Extracted text:
++++++++++
Data Collection
How Sentry Analytics collects and processes data from multiple sources.
📊 Data Sources
| Source | Data Type | Method | Update Frequency |
|---|---|---|---|
| Kununu | Employee reviews | Web scraping | On-demand |
| Business reviews | Places API | On-demand | |
| Discussions | Reddit API | On-demand | |
| Indeed | Job vacancies | Web scraping | On-demand |
🔧 Scraping Architecture
User Request → Smart Search → Scraping Queue → 4 Parallel Jobs → Database
↓
┌─────────┴─────────┐
↓ ↓ ↓ ↓
Kununu Google Reddit Indeed
↓ ↓ ↓ ↓
└─────────┬─────────┘
↓
Sentiment Analysis (AI)
↓
Topic Extraction (ABSA)
↓
Trust Score Calculation
1. Kununu Scraper
Purpose: Employee reviews from DACH region
Data Collected
- Review title and text
- Rating (1-5 stars)
- Pros and cons
- Job role and location
- Review date
Technology
- Selenium with undetected-chromedriver
- Anti-bot: delays, user-agent rotation
- Rate: ~100 reviews/minute
2. Google Reviews
Purpose: Customer/employer reviews from Google Maps
Data Collected
- Reviewer name
- Rating (1-5 stars)
++++++++++
Written task a: Rename "swatch" to "patch" in the records, covering everything from their first line through the line containing "velocity-colorbar-label: Velocity (m/s)", inclusive, and give those lines back with nothing else altered.

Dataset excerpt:
++++++++++
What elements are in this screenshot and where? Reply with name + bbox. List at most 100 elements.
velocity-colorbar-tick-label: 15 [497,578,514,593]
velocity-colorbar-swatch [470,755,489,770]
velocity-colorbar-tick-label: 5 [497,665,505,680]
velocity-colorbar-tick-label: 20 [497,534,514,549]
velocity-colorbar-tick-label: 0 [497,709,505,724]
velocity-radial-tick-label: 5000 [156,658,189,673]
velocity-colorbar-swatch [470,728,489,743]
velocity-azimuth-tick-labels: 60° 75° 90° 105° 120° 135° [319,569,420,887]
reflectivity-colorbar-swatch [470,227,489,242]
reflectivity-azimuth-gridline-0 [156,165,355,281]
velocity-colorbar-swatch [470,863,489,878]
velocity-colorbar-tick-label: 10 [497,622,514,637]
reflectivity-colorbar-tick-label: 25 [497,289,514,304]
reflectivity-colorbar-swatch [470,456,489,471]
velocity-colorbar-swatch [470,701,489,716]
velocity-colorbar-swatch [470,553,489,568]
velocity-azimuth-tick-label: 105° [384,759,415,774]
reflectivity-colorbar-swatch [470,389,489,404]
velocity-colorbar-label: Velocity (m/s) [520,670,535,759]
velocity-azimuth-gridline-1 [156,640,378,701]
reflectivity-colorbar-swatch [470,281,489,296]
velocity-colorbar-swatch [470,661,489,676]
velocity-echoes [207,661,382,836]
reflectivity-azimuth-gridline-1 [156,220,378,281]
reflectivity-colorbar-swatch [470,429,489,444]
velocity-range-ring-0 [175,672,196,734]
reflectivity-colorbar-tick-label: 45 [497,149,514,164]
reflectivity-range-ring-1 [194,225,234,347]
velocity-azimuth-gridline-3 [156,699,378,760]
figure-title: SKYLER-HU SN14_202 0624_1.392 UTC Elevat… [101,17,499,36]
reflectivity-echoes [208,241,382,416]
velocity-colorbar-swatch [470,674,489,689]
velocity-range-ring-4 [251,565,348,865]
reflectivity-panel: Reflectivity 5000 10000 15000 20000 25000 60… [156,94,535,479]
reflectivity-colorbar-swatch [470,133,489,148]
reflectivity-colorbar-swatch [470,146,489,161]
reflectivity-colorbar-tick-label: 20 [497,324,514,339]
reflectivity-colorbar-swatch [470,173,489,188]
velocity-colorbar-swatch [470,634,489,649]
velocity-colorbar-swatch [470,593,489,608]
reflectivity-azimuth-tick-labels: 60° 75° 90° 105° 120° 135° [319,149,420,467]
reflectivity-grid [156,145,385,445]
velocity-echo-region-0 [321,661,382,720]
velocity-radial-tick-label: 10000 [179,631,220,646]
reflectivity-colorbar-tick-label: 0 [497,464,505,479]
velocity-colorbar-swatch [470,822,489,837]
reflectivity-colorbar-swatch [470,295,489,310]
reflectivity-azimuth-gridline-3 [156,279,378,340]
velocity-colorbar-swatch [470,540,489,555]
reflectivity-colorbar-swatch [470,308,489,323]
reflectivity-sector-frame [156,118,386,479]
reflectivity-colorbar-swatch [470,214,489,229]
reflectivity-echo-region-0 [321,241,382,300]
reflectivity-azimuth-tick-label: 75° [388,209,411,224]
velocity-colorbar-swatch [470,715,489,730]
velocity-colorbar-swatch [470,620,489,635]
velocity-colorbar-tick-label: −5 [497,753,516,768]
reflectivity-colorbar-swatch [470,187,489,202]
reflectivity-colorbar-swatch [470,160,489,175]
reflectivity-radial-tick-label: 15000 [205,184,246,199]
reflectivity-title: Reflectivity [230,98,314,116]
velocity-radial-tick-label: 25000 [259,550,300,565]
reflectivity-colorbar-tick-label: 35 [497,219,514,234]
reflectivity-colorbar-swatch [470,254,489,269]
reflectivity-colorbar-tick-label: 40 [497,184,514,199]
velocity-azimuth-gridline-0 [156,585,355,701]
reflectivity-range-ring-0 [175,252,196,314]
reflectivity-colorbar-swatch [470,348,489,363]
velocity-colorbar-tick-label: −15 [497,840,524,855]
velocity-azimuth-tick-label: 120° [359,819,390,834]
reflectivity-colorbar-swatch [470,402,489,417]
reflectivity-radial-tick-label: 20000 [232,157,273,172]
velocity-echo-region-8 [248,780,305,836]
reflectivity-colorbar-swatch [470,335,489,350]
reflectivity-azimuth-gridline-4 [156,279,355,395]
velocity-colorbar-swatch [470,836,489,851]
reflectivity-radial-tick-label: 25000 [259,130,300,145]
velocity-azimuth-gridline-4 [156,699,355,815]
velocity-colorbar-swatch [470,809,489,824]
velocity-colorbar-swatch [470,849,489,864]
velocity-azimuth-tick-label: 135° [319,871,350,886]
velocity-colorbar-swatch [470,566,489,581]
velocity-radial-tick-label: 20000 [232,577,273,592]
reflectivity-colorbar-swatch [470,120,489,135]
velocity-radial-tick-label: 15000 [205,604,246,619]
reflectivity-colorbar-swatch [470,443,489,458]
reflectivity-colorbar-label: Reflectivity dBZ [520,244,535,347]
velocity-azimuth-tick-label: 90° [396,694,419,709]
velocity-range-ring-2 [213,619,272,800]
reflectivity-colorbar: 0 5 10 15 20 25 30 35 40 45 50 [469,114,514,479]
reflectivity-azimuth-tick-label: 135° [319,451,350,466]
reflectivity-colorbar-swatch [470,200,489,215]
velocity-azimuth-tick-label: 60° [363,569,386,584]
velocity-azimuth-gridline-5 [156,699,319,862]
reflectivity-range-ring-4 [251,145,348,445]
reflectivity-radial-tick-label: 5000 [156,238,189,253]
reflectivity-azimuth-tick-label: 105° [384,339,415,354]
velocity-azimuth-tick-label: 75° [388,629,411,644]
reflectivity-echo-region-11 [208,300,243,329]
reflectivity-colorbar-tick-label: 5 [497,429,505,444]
++++++++++
Written task b: Extend the data collection text onward from the point where it stops.

Task answer a:
What elements are in this screenshot and where? Reply with name + bbox. List at most 100 elements.
velocity-colorbar-tick-label: 15 [497,578,514,593]
velocity-colorbar-patch [470,755,489,770]
velocity-colorbar-tick-label: 5 [497,665,505,680]
velocity-colorbar-tick-label: 20 [497,534,514,549]
velocity-colorbar-tick-label: 0 [497,709,505,724]
velocity-radial-tick-label: 5000 [156,658,189,673]
velocity-colorbar-patch [470,728,489,743]
velocity-azimuth-tick-labels: 60° 75° 90° 105° 120° 135° [319,569,420,887]
reflectivity-colorbar-patch [470,227,489,242]
reflectivity-azimuth-gridline-0 [156,165,355,281]
velocity-colorbar-patch [470,863,489,878]
velocity-colorbar-tick-label: 10 [497,622,514,637]
reflectivity-colorbar-tick-label: 25 [497,289,514,304]
reflectivity-colorbar-patch [470,456,489,471]
velocity-colorbar-patch [470,701,489,716]
velocity-colorbar-patch [470,553,489,568]
velocity-azimuth-tick-label: 105° [384,759,415,774]
reflectivity-colorbar-patch [470,389,489,404]
velocity-colorbar-label: Velocity (m/s) [520,670,535,759]

Task answer b:
- Review text
- Date
Technology
- Google Places API (official)
- Rate: 50 requests/day (free tier)
- Cached 24 hours
3. Reddit Scraper
Purpose: Company discussions and sentiment
Data Collected
- Post title and body
- Comments
- Upvotes/score
- Subreddit source
- Date
Subreddits
- r/jobs, r/careerguidance
- r/cscareerquestions
- r/germany (DACH companies)
Technology
- PRAW (Python Reddit API)
- OAuth2 authentication
- Rate: 60 requests/minute
4. Indeed Vacancies
Purpose: Track job openings for turnover analysis
Data Collected
- Job title
- Location
- Salary range
- Posted date
Technology
- Selenium scraping
- Rate: ~50 jobs/minute
📦 Magic Search
One-click analysis creates 4 scraping jobs:
POST /api/scraping/magic-search
{
"company_name": "BMW",
"country": "de"
}
Response:
{
"status": "scraping_started",
"jobs_started": 4,
"message": "🚀 Analysis started!"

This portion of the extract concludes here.